◆ **The exercise**:
Please copy all the lines that follow, word for word.
[BEGIN Input material]
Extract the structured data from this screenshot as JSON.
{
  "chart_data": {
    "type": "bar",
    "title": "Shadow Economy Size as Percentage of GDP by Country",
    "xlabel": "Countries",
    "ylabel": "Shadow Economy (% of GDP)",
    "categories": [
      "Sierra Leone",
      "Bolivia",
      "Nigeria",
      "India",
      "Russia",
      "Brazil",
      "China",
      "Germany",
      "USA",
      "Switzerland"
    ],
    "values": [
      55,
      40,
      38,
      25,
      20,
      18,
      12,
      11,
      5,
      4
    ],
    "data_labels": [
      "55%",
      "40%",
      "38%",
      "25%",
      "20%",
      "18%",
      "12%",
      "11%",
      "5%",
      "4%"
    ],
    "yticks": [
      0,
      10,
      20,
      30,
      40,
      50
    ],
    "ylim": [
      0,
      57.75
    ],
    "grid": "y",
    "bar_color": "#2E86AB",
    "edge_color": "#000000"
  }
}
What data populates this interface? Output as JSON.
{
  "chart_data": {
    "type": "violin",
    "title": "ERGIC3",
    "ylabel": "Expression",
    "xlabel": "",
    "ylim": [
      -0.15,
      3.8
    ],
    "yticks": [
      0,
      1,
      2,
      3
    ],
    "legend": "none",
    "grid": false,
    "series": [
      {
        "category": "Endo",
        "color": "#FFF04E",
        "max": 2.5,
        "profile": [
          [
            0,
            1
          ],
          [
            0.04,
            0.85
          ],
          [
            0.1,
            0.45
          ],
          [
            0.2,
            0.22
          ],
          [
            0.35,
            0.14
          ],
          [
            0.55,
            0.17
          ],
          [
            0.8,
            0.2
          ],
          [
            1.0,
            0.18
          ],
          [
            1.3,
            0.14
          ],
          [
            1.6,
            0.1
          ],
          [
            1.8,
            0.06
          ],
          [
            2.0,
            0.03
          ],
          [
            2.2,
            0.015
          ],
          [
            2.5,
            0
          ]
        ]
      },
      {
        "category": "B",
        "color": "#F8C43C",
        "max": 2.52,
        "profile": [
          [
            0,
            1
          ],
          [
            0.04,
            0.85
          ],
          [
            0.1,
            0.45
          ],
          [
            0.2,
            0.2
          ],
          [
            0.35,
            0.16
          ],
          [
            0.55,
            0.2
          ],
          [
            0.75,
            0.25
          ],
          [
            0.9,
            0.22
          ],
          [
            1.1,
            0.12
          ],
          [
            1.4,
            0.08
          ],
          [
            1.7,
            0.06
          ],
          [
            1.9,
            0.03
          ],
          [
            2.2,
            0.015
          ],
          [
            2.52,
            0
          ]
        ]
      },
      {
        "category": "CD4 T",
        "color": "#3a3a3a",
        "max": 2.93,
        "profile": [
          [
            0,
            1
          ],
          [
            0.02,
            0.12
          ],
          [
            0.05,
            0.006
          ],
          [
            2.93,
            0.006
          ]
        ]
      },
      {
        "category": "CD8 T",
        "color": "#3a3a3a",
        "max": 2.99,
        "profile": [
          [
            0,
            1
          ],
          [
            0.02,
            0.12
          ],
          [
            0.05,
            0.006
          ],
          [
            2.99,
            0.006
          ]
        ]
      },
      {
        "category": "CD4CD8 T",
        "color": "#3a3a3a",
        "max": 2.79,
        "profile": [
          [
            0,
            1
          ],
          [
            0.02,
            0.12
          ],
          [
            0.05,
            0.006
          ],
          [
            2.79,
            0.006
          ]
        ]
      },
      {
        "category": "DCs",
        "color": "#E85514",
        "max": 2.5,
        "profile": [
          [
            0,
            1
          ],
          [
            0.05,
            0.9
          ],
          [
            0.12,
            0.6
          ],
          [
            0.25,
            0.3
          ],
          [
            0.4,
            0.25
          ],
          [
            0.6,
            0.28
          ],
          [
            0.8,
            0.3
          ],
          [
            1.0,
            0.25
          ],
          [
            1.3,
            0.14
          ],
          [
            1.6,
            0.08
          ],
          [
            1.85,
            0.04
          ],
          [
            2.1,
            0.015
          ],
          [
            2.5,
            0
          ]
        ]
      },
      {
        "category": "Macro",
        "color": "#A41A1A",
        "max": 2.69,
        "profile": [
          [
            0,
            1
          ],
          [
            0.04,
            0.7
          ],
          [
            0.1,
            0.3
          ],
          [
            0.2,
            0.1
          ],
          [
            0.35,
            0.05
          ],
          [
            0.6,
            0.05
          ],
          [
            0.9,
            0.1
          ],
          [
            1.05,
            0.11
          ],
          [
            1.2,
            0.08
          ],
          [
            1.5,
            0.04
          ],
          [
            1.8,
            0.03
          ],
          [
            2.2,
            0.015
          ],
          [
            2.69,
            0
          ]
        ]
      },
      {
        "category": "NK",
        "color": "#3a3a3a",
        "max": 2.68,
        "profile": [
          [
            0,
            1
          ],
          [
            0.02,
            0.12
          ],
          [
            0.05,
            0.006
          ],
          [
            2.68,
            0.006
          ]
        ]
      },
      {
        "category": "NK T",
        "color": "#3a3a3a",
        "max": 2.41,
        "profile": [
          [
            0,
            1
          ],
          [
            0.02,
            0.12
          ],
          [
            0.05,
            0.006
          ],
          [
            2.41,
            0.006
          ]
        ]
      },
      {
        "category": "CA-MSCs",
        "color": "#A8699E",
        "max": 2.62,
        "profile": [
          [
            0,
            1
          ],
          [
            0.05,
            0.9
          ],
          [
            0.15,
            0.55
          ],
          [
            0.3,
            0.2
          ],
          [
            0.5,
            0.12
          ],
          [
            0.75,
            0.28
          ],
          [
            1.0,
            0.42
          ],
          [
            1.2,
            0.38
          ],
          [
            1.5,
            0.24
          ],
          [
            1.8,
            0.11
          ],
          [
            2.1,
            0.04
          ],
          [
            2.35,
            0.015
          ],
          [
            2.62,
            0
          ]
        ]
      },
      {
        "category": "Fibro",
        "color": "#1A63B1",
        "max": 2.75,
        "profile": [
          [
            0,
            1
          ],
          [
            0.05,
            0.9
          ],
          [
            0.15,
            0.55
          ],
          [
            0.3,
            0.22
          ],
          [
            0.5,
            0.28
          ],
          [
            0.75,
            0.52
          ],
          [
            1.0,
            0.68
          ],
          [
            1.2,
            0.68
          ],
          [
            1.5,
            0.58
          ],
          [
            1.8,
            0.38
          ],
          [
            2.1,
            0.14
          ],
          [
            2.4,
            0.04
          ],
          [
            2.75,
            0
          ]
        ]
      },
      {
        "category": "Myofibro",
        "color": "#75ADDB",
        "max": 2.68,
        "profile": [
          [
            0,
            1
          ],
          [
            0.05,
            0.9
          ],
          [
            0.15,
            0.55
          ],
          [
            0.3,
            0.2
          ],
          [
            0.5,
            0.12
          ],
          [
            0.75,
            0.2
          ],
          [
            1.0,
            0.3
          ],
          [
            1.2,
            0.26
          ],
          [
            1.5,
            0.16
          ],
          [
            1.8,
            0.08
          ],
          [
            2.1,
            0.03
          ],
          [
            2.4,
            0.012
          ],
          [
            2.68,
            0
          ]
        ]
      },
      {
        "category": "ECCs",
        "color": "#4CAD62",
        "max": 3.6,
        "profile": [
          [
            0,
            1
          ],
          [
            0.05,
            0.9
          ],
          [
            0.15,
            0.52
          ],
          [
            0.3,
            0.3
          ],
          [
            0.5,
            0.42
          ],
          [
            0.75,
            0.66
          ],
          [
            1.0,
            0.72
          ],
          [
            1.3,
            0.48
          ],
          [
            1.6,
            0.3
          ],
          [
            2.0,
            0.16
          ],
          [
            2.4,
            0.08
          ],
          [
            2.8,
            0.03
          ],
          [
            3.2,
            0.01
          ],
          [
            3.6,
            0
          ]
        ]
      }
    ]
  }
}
[END Input material]
◆ **Solution to this task**:
Extract the structured data from this screenshot as JSON.
{
  "chart_data": {
    "type": "bar",
    "title": "Shadow Economy Size as Percentage of GDP by Country",
    "xlabel": "Countries",
    "ylabel": "Shadow Economy (% of GDP)",
    "categories": [
      "Sierra Leone",
      "Bolivia",
      "Nigeria",
      "India",
      "Russia",
      "Brazil",
      "China",
      "Germany",
      "USA",
      "Switzerland"
    ],
    "values": [
      55,
      40,
      38,
      25,
      20,
      18,
      12,
      11,
      5,
      4
    ],
    "data_labels": [
      "55%",
      "40%",
      "38%",
      "25%",
      "20%",
      "18%",
      "12%",
      "11%",
      "5%",
      "4%"
    ],
    "yticks": [
      0,
      10,
      20,
      30,
      40,
      50
    ],
    "ylim": [
      0,
      57.75
    ],
    "grid": "y",
    "bar_color": "#2E86AB",
    "edge_color": "#000000"
  }
}
What data populates this interface? Output as JSON.
{
  "chart_data": {
    "type": "violin",
    "title": "ERGIC3",
    "ylabel": "Expression",
    "xlabel": "",
    "ylim": [
      -0.15,
      3.8
    ],
    "yticks": [
      0,
      1,
      2,
      3
    ],
    "legend": "none",
    "grid": false,
    "series": [
      {
        "category": "Endo",
        "color": "#FFF04E",
        "max": 2.5,
        "profile": [
          [
            0,
            1
          ],
          [
            0.04,
            0.85
          ],
          [
            0.1,
            0.45
          ],
          [
            0.2,
            0.22
          ],
          [
            0.35,
            0.14
          ],
          [
            0.55,
            0.17
          ],
          [
            0.8,
            0.2
          ],
          [
            1.0,
            0.18
          ],
          [
            1.3,
            0.14
          ],
          [
            1.6,
            0.1
          ],
          [
            1.8,
            0.06
          ],
          [
            2.0,
            0.03
          ],
          [
            2.2,
            0.015
          ],
          [
            2.5,
            0
          ]
        ]
      },
      {
        "category": "B",
        "color": "#F8C43C",
        "max": 2.52,
        "profile": [
          [
            0,
            1
          ],
          [
            0.04,
            0.85
          ],
          [
            0.1,
            0.45
          ],
          [
            0.2,
            0.2
          ],
          [
            0.35,
            0.16
          ],
          [
            0.55,
            0.2
          ],
          [
            0.75,
            0.25
          ],
          [
            0.9,
            0.22
          ],
          [
            1.1,
            0.12
          ],
          [
            1.4,
            0.08
          ],
          [
            1.7,
            0.06
          ],
          [
            1.9,
            0.03
          ],
          [
            2.2,
            0.015
          ],
          [
            2.52,
            0
          ]
        ]
      },
      {
        "category": "CD4 T",
        "color": "#3a3a3a",
        "max": 2.93,
        "profile": [
          [
            0,
            1
          ],
          [
            0.02,
            0.12
          ],
          [
            0.05,
            0.006
          ],
          [
            2.93,
            0.006
          ]
        ]
      },
      {
        "category": "CD8 T",
        "color": "#3a3a3a",
        "max": 2.99,
        "profile": [
          [
            0,
            1
          ],
          [
            0.02,
            0.12
          ],
          [
            0.05,
            0.006
          ],
          [
            2.99,
            0.006
          ]
        ]
      },
      {
        "category": "CD4CD8 T",
        "color": "#3a3a3a",
        "max": 2.79,
        "profile": [
          [
            0,
            1
          ],
          [
            0.02,
            0.12
          ],
          [
            0.05,
            0.006
          ],
          [
            2.79,
            0.006
          ]
        ]
      },
      {
        "category": "DCs",
        "color": "#E85514",
        "max": 2.5,
        "profile": [
          [
            0,
            1
          ],
          [
            0.05,
            0.9
          ],
          [
            0.12,
            0.6
          ],
          [
            0.25,
            0.3
          ],
          [
            0.4,
            0.25
          ],
          [
            0.6,
            0.28
          ],
          [
            0.8,
            0.3
          ],
          [
            1.0,
            0.25
          ],
          [
            1.3,
            0.14
          ],
          [
            1.6,
            0.08
          ],
          [
            1.85,
            0.04
          ],
          [
            2.1,
            0.015
          ],
          [
            2.5,
            0
          ]
        ]
      },
      {
        "category": "Macro",
        "color": "#A41A1A",
        "max": 2.69,
        "profile": [
          [
            0,
            1
          ],
          [
            0.04,
            0.7
          ],
          [
            0.1,
            0.3
          ],
          [
            0.2,
            0.1
          ],
          [
            0.35,
            0.05
          ],
          [
            0.6,
            0.05
          ],
          [
            0.9,
            0.1
          ],
          [
            1.05,
            0.11
          ],
          [
            1.2,
            0.08
          ],
          [
            1.5,
            0.04
          ],
          [
            1.8,
            0.03
          ],
          [
            2.2,
            0.015
          ],
          [
            2.69,
            0
          ]
        ]
      },
      {
        "category": "NK",
        "color": "#3a3a3a",
        "max": 2.68,
        "profile": [
          [
            0,
            1
          ],
          [
            0.02,
            0.12
          ],
          [
            0.05,
            0.006
          ],
          [
            2.68,
            0.006
          ]
        ]
      },
      {
        "category": "NK T",
        "color": "#3a3a3a",
        "max": 2.41,
        "profile": [
          [
            0,
            1
          ],
          [
            0.02,
            0.12
          ],
          [
            0.05,
            0.006
          ],
          [
            2.41,
            0.006
          ]
        ]
      },
      {
        "category": "CA-MSCs",
        "color": "#A8699E",
        "max": 2.62,
        "profile": [
          [
            0,
            1
          ],
          [
            0.05,
            0.9
          ],
          [
            0.15,
            0.55
          ],
          [
            0.3,
            0.2
          ],
          [
            0.5,
            0.12
          ],
          [
            0.75,
            0.28
          ],
          [
            1.0,
            0.42
          ],
          [
            1.2,
            0.38
          ],
          [
            1.5,
            0.24
          ],
          [
            1.8,
            0.11
          ],
          [
            2.1,
            0.04
          ],
          [
            2.35,
            0.015
          ],
          [
            2.62,
            0
          ]
        ]
      },
      {
        "category": "Fibro",
        "color": "#1A63B1",
        "max": 2.75,
        "profile": [
          [
            0,
            1
          ],
          [
            0.05,
            0.9
          ],
          [
            0.15,
            0.55
          ],
          [
            0.3,
            0.22
          ],
          [
            0.5,
            0.28
          ],
          [
            0.75,
            0.52
          ],
          [
            1.0,
            0.68
          ],
          [
            1.2,
            0.68
          ],
          [
            1.5,
            0.58
          ],
          [
            1.8,
            0.38
          ],
          [
            2.1,
            0.14
          ],
          [
            2.4,
            0.04
          ],
          [
            2.75,
            0
          ]
        ]
      },
      {
        "category": "Myofibro",
        "color": "#75ADDB",
        "max": 2.68,
        "profile": [
          [
            0,
            1
          ],
          [
            0.05,
            0.9
          ],
          [
            0.15,
            0.55
          ],
          [
            0.3,
            0.2
          ],
          [
            0.5,
            0.12
          ],
          [
            0.75,
            0.2
          ],
          [
            1.0,
            0.3
          ],
          [
            1.2,
            0.26
          ],
          [
            1.5,
            0.16
          ],
          [
            1.8,
            0.08
          ],
          [
            2.1,
            0.03
          ],
          [
            2.4,
            0.012
          ],
          [
            2.68,
            0
          ]
        ]
      },
      {
        "category": "ECCs",
        "color": "#4CAD62",
        "max": 3.6,
        "profile": [
          [
            0,
            1
          ],
          [
            0.05,
            0.9
          ],
          [
            0.15,
            0.52
          ],
          [
            0.3,
            0.3
          ],
          [
            0.5,
            0.42
          ],
          [
            0.75,
            0.66
          ],
          [
            1.0,
            0.72
          ],
          [
            1.3,
            0.48
          ],
          [
            1.6,
            0.3
          ],
          [
            2.0,
            0.16
          ],
          [
            2.4,
            0.08
          ],
          [
            2.8,
            0.03
          ],
          [
            3.2,
            0.01
          ],
          [
            3.6,
            0
          ]
        ]
      }
    ]
  }
}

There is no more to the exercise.